━━━ DATASET EXTRACT ━━━

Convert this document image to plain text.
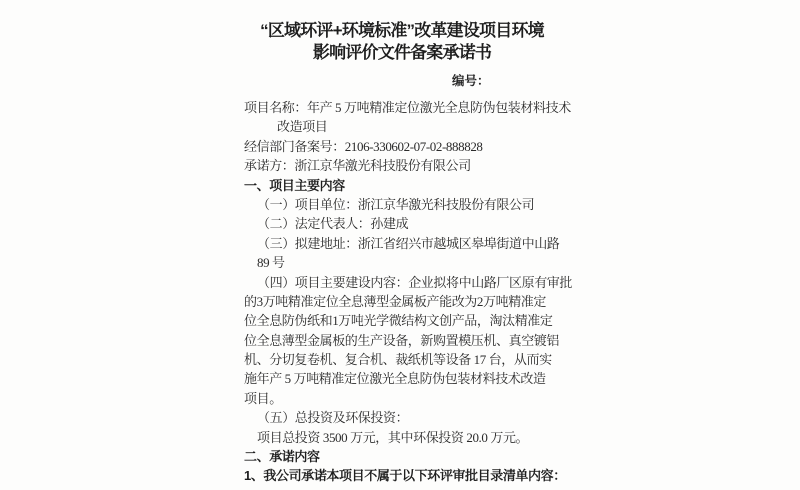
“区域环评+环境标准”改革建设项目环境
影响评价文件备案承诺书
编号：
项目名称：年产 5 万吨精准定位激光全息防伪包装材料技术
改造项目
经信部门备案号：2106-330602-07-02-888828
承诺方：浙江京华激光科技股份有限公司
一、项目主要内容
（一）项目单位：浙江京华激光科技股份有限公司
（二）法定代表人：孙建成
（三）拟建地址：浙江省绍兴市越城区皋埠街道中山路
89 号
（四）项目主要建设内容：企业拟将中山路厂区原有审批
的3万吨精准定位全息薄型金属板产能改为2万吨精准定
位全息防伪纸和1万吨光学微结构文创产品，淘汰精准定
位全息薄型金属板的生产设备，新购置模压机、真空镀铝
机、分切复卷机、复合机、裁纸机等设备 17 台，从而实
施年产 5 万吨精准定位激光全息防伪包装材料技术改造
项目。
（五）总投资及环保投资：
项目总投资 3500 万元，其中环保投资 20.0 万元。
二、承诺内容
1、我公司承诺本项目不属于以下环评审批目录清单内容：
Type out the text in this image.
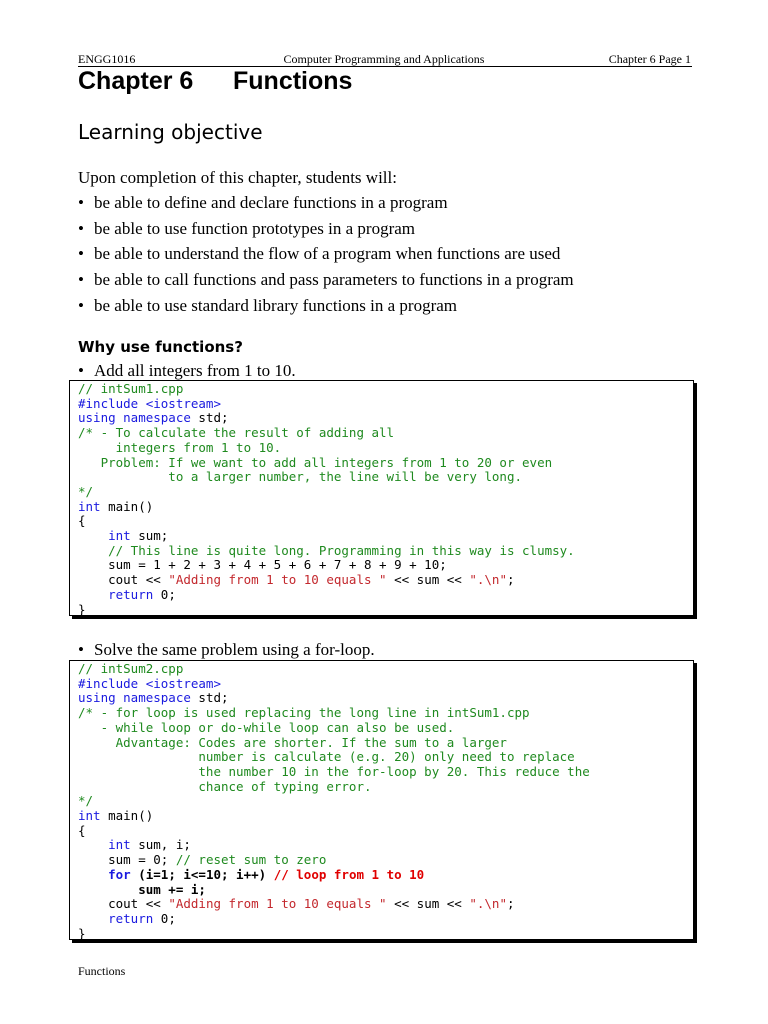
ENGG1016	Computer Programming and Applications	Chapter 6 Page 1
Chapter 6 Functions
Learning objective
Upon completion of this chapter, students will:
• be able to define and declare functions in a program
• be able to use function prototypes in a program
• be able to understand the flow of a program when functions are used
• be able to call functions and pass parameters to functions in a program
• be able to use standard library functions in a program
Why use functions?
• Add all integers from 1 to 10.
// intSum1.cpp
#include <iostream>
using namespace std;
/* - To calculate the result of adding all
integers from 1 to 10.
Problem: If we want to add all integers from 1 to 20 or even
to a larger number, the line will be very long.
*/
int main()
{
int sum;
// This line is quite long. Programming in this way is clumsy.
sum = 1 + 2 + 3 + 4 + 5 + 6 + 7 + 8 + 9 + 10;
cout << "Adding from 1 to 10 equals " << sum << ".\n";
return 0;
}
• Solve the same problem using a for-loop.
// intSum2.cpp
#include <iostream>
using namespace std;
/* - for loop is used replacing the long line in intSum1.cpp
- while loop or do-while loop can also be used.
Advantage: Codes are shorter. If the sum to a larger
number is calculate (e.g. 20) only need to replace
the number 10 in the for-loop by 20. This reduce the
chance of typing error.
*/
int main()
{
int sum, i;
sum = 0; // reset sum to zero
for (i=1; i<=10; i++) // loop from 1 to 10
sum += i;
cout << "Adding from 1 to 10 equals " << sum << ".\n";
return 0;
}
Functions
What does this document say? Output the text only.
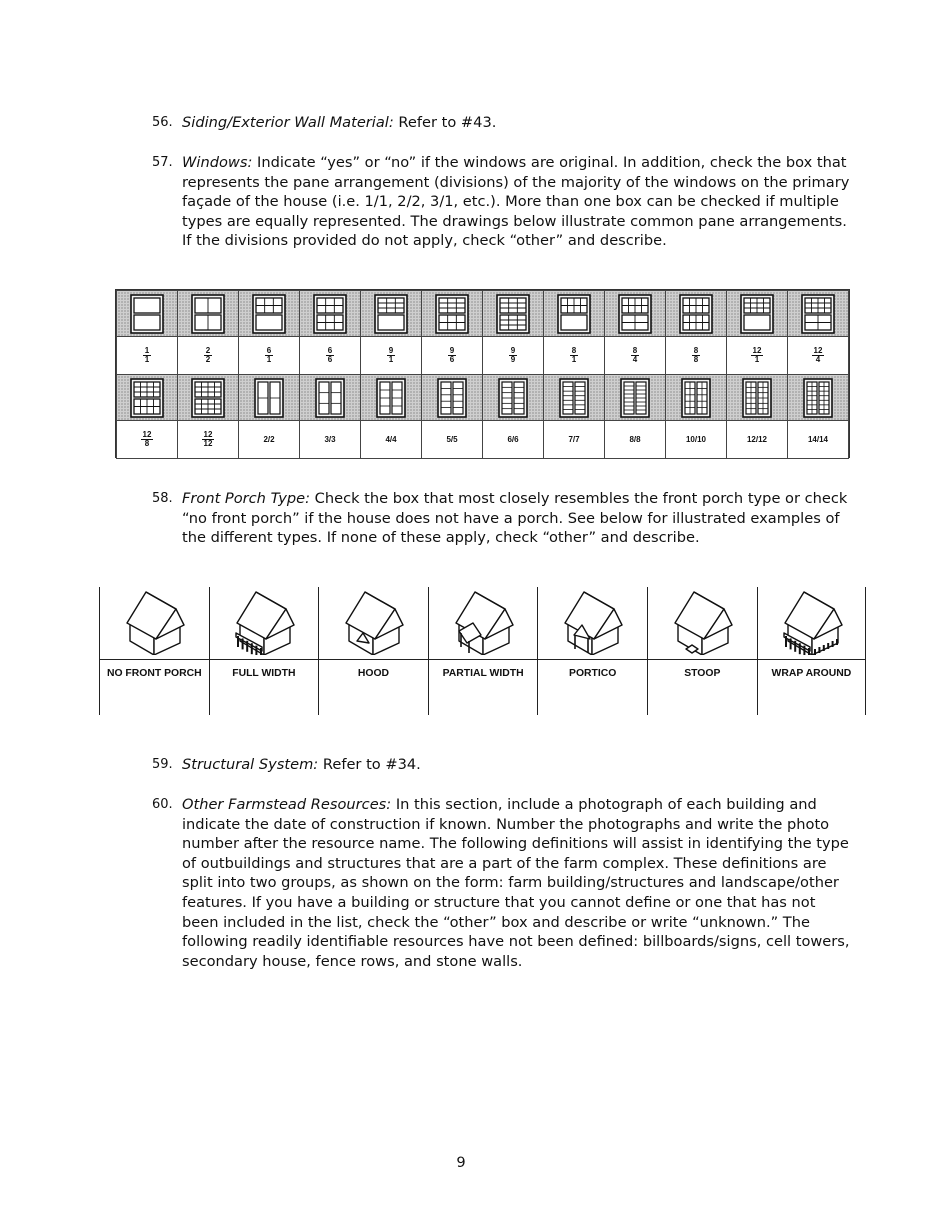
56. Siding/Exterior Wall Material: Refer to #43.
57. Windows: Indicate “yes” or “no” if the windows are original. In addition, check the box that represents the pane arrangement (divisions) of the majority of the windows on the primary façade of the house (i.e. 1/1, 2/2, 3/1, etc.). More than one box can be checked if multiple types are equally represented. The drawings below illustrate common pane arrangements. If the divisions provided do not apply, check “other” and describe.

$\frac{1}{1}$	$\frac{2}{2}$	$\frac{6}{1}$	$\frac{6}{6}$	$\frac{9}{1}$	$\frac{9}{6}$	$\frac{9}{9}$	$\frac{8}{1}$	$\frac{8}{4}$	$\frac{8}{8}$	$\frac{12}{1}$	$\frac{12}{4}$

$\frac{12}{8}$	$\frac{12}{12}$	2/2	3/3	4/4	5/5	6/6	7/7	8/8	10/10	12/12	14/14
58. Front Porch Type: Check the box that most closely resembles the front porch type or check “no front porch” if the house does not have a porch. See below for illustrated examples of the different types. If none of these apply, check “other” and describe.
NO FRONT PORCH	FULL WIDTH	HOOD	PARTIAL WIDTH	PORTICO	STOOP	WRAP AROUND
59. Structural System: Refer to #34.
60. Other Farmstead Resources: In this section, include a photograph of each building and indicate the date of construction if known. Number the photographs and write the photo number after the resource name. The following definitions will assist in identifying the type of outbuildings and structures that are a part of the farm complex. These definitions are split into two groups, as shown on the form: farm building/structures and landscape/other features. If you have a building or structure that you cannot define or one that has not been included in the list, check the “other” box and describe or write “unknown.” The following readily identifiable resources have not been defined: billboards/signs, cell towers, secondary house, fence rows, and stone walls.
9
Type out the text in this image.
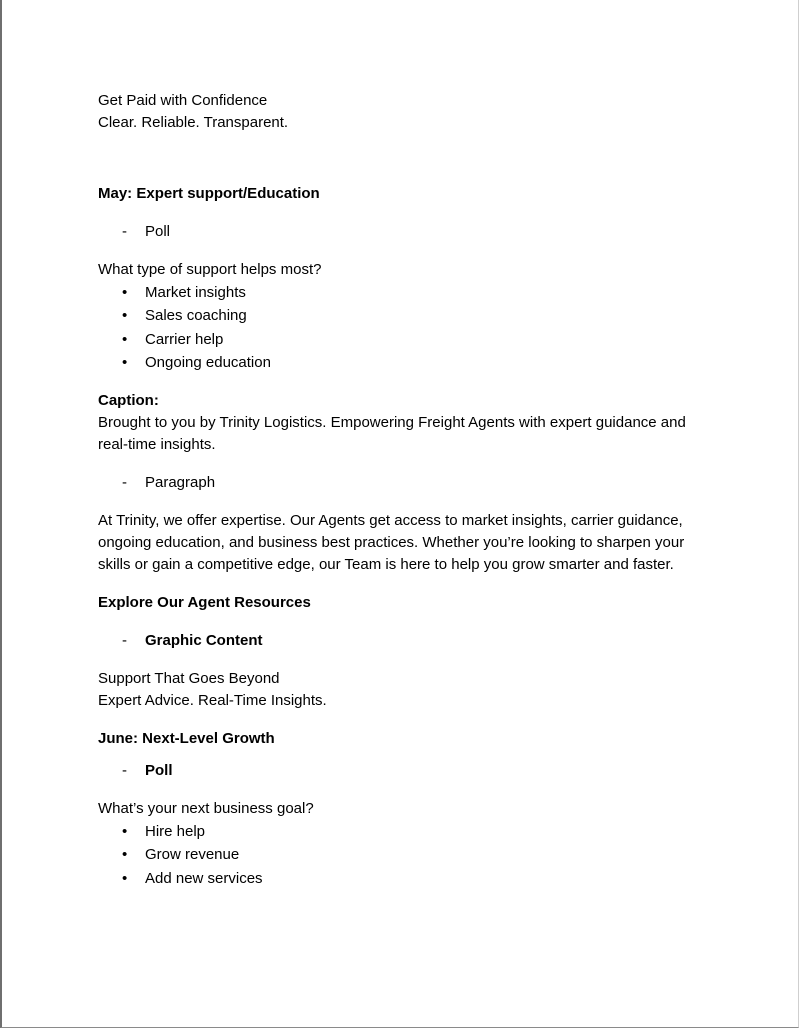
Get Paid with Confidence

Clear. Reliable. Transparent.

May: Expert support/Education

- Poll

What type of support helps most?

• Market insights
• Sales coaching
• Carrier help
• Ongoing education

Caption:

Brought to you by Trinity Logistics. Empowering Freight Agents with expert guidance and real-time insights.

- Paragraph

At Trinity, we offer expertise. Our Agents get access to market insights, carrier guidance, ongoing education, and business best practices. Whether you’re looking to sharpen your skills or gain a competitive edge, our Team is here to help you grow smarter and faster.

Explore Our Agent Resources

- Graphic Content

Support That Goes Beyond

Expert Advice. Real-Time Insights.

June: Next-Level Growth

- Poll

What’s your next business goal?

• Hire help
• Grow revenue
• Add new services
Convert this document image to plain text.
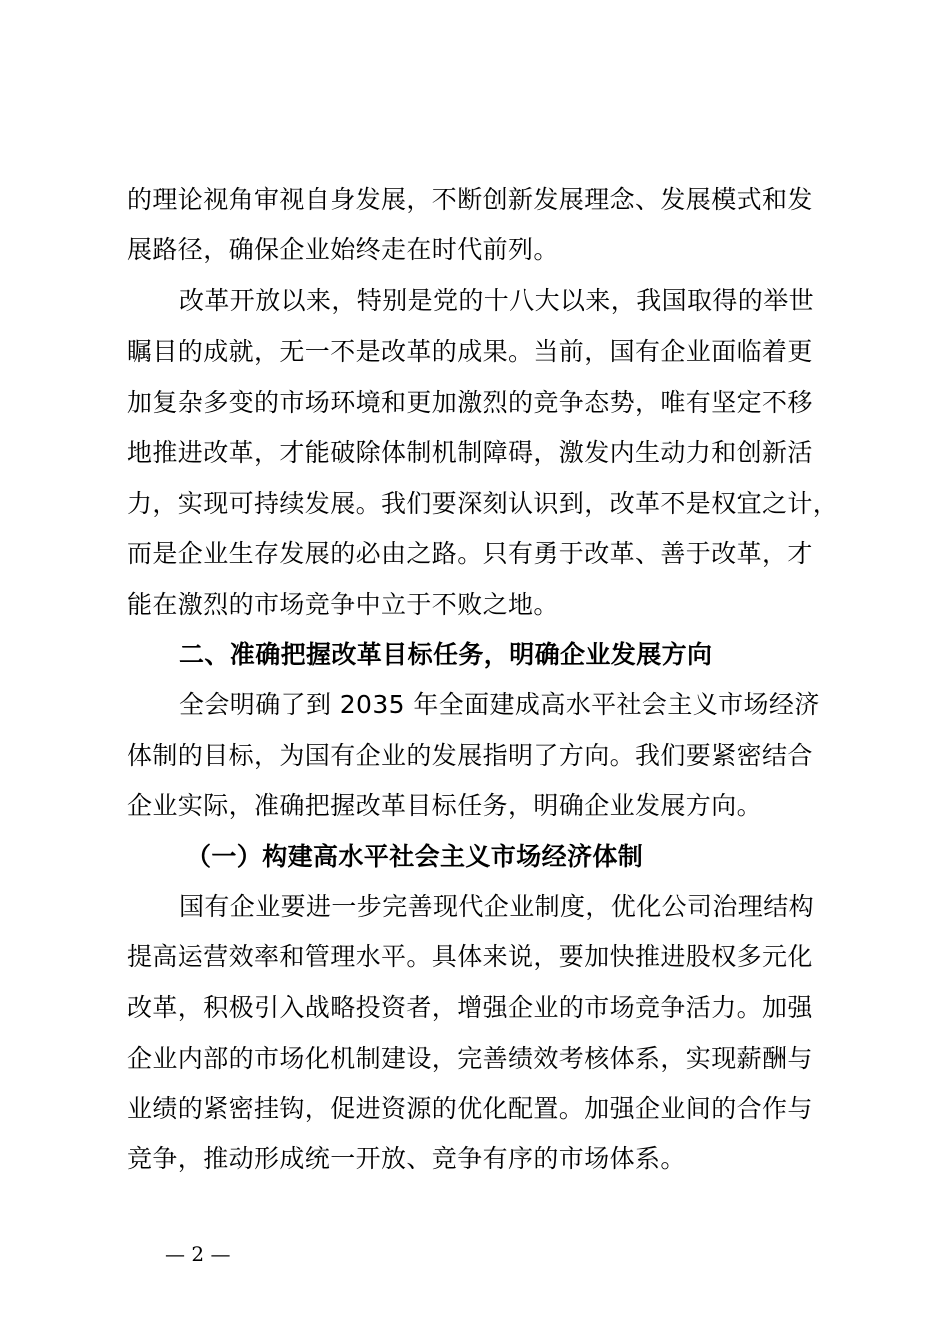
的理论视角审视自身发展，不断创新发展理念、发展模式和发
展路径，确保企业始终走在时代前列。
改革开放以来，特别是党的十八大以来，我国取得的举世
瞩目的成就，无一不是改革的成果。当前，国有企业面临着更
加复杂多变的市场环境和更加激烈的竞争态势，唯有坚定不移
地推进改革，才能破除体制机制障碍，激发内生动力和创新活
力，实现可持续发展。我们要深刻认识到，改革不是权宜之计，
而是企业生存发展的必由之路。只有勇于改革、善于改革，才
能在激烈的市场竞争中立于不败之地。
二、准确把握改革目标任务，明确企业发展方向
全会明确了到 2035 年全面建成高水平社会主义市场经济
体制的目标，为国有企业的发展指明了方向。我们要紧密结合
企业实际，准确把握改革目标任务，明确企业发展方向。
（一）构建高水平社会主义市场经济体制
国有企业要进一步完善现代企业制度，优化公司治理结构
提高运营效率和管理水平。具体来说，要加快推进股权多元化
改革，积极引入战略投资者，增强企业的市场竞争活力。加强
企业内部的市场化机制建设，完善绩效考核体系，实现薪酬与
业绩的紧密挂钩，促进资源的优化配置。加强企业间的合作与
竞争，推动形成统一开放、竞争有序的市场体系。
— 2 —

━━━

Extract every line containing the string "larger" from the data above.

RESULT
to a larger number, the line will be very long.
Advantage: Codes are shorter. If the sum to a larger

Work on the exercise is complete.